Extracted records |
■ ■ ■

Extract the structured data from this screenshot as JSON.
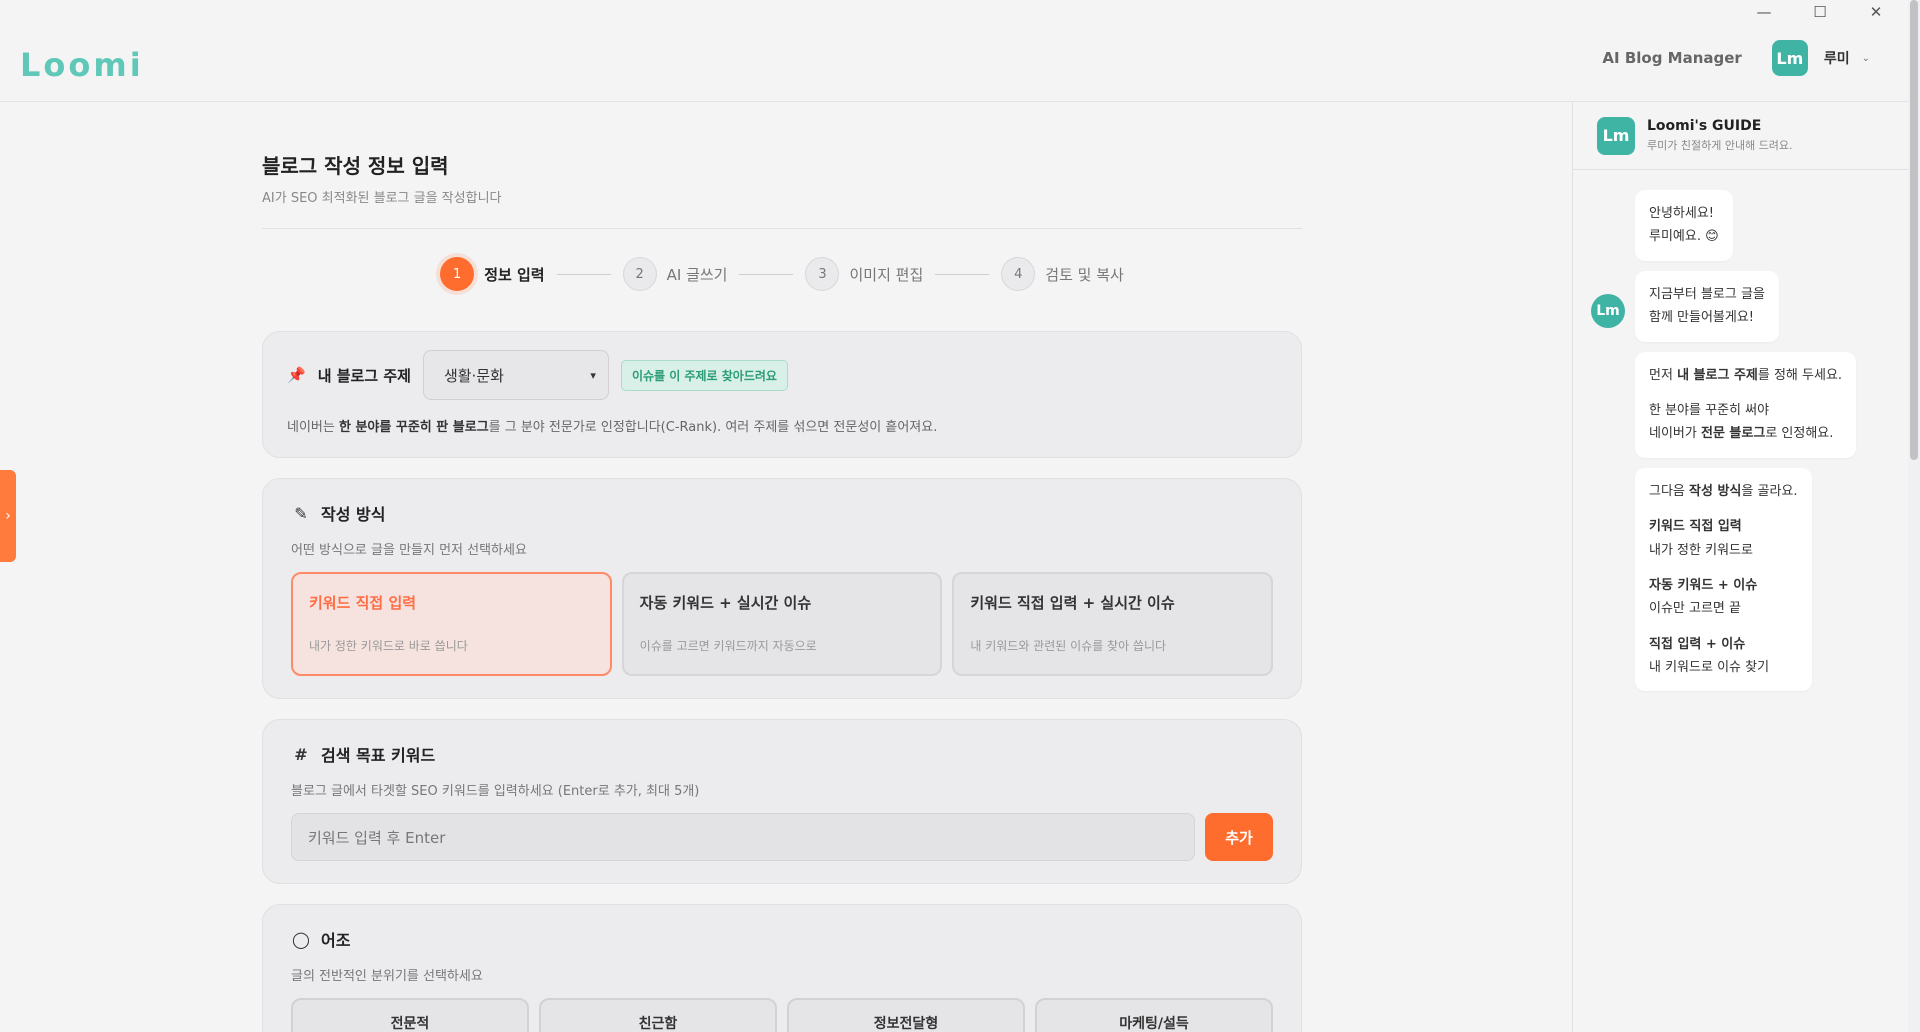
{
  "window": {
    "minimize": "—",
    "maximize": "☐",
    "close": "✕"
  },
  "header": {
    "logo": "Loomi",
    "app_name": "AI Blog Manager",
    "avatar_text": "Lm",
    "user_name": "루미",
    "chevron": "⌄"
  },
  "drawer": {
    "chevron": "›"
  },
  "page": {
    "title": "블로그 작성 정보 입력",
    "subtitle": "AI가 SEO 최적화된 블로그 글을 작성합니다"
  },
  "steps": [
    {
      "num": "1",
      "label": "정보 입력",
      "active": true
    },
    {
      "num": "2",
      "label": "AI 글쓰기",
      "active": false
    },
    {
      "num": "3",
      "label": "이미지 편집",
      "active": false
    },
    {
      "num": "4",
      "label": "검토 및 복사",
      "active": false
    }
  ],
  "topic": {
    "label": "내 블로그 주제",
    "selected": "생활·문화",
    "badge": "이슈를 이 주제로 찾아드려요",
    "note_pre": "네이버는 ",
    "note_bold": "한 분야를 꾸준히 판 블로그",
    "note_post": "를 그 분야 전문가로 인정합니다(C-Rank). 여러 주제를 섞으면 전문성이 흩어져요."
  },
  "mode": {
    "title": "작성 방식",
    "subtitle": "어떤 방식으로 글을 만들지 먼저 선택하세요",
    "options": [
      {
        "title": "키워드 직접 입력",
        "desc": "내가 정한 키워드로 바로 씁니다"
      },
      {
        "title": "자동 키워드 + 실시간 이슈",
        "desc": "이슈를 고르면 키워드까지 자동으로"
      },
      {
        "title": "키워드 직접 입력 + 실시간 이슈",
        "desc": "내 키워드와 관련된 이슈를 찾아 씁니다"
      }
    ]
  },
  "keyword": {
    "title": "검색 목표 키워드",
    "subtitle": "블로그 글에서 타겟할 SEO 키워드를 입력하세요 (Enter로 추가, 최대 5개)",
    "placeholder": "키워드 입력 후 Enter",
    "add_label": "추가"
  },
  "tone": {
    "title": "어조",
    "subtitle": "글의 전반적인 분위기를 선택하세요",
    "options": [
      "전문적",
      "친근함",
      "정보전달형",
      "마케팅/설득"
    ]
  },
  "guide": {
    "title": "Loomi's GUIDE",
    "subtitle": "루미가 친절하게 안내해 드려요.",
    "avatar_text": "Lm",
    "b1_l1": "안녕하세요!",
    "b1_l2": "루미예요. 😊",
    "b2_l1": "지금부터 블로그 글을",
    "b2_l2": "함께 만들어볼게요!",
    "b3_pre": "먼저 ",
    "b3_bold": "내 블로그 주제",
    "b3_post": "를 정해 두세요.",
    "b3_l2": "한 분야를 꾸준히 써야",
    "b3_l3_pre": "네이버가 ",
    "b3_l3_bold": "전문 블로그",
    "b3_l3_post": "로 인정해요.",
    "b4_pre": "그다음 ",
    "b4_bold": "작성 방식",
    "b4_post": "을 골라요.",
    "b4_o1_title": "키워드 직접 입력",
    "b4_o1_desc": "내가 정한 키워드로",
    "b4_o2_title": "자동 키워드 + 이슈",
    "b4_o2_desc": "이슈만 고르면 끝",
    "b4_o3_title": "직접 입력 + 이슈",
    "b4_o3_desc": "내 키워드로 이슈 찾기"
  }
}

■ ■ ■

Short task | Repeat the material verbatim. Do not carry over any picture.

Completed exercise |
Extract the structured data from this screenshot as JSON.
{
  "window": {
    "minimize": "—",
    "maximize": "☐",
    "close": "✕"
  },
  "header": {
    "logo": "Loomi",
    "app_name": "AI Blog Manager",
    "avatar_text": "Lm",
    "user_name": "루미",
    "chevron": "⌄"
  },
  "drawer": {
    "chevron": "›"
  },
  "page": {
    "title": "블로그 작성 정보 입력",
    "subtitle": "AI가 SEO 최적화된 블로그 글을 작성합니다"
  },
  "steps": [
    {
      "num": "1",
      "label": "정보 입력",
      "active": true
    },
    {
      "num": "2",
      "label": "AI 글쓰기",
      "active": false
    },
    {
      "num": "3",
      "label": "이미지 편집",
      "active": false
    },
    {
      "num": "4",
      "label": "검토 및 복사",
      "active": false
    }
  ],
  "topic": {
    "label": "내 블로그 주제",
    "selected": "생활·문화",
    "badge": "이슈를 이 주제로 찾아드려요",
    "note_pre": "네이버는 ",
    "note_bold": "한 분야를 꾸준히 판 블로그",
    "note_post": "를 그 분야 전문가로 인정합니다(C-Rank). 여러 주제를 섞으면 전문성이 흩어져요."
  },
  "mode": {
    "title": "작성 방식",
    "subtitle": "어떤 방식으로 글을 만들지 먼저 선택하세요",
    "options": [
      {
        "title": "키워드 직접 입력",
        "desc": "내가 정한 키워드로 바로 씁니다"
      },
      {
        "title": "자동 키워드 + 실시간 이슈",
        "desc": "이슈를 고르면 키워드까지 자동으로"
      },
      {
        "title": "키워드 직접 입력 + 실시간 이슈",
        "desc": "내 키워드와 관련된 이슈를 찾아 씁니다"
      }
    ]
  },
  "keyword": {
    "title": "검색 목표 키워드",
    "subtitle": "블로그 글에서 타겟할 SEO 키워드를 입력하세요 (Enter로 추가, 최대 5개)",
    "placeholder": "키워드 입력 후 Enter",
    "add_label": "추가"
  },
  "tone": {
    "title": "어조",
    "subtitle": "글의 전반적인 분위기를 선택하세요",
    "options": [
      "전문적",
      "친근함",
      "정보전달형",
      "마케팅/설득"
    ]
  },
  "guide": {
    "title": "Loomi's GUIDE",
    "subtitle": "루미가 친절하게 안내해 드려요.",
    "avatar_text": "Lm",
    "b1_l1": "안녕하세요!",
    "b1_l2": "루미예요. 😊",
    "b2_l1": "지금부터 블로그 글을",
    "b2_l2": "함께 만들어볼게요!",
    "b3_pre": "먼저 ",
    "b3_bold": "내 블로그 주제",
    "b3_post": "를 정해 두세요.",
    "b3_l2": "한 분야를 꾸준히 써야",
    "b3_l3_pre": "네이버가 ",
    "b3_l3_bold": "전문 블로그",
    "b3_l3_post": "로 인정해요.",
    "b4_pre": "그다음 ",
    "b4_bold": "작성 방식",
    "b4_post": "을 골라요.",
    "b4_o1_title": "키워드 직접 입력",
    "b4_o1_desc": "내가 정한 키워드로",
    "b4_o2_title": "자동 키워드 + 이슈",
    "b4_o2_desc": "이슈만 고르면 끝",
    "b4_o3_title": "직접 입력 + 이슈",
    "b4_o3_desc": "내 키워드로 이슈 찾기"
  }
}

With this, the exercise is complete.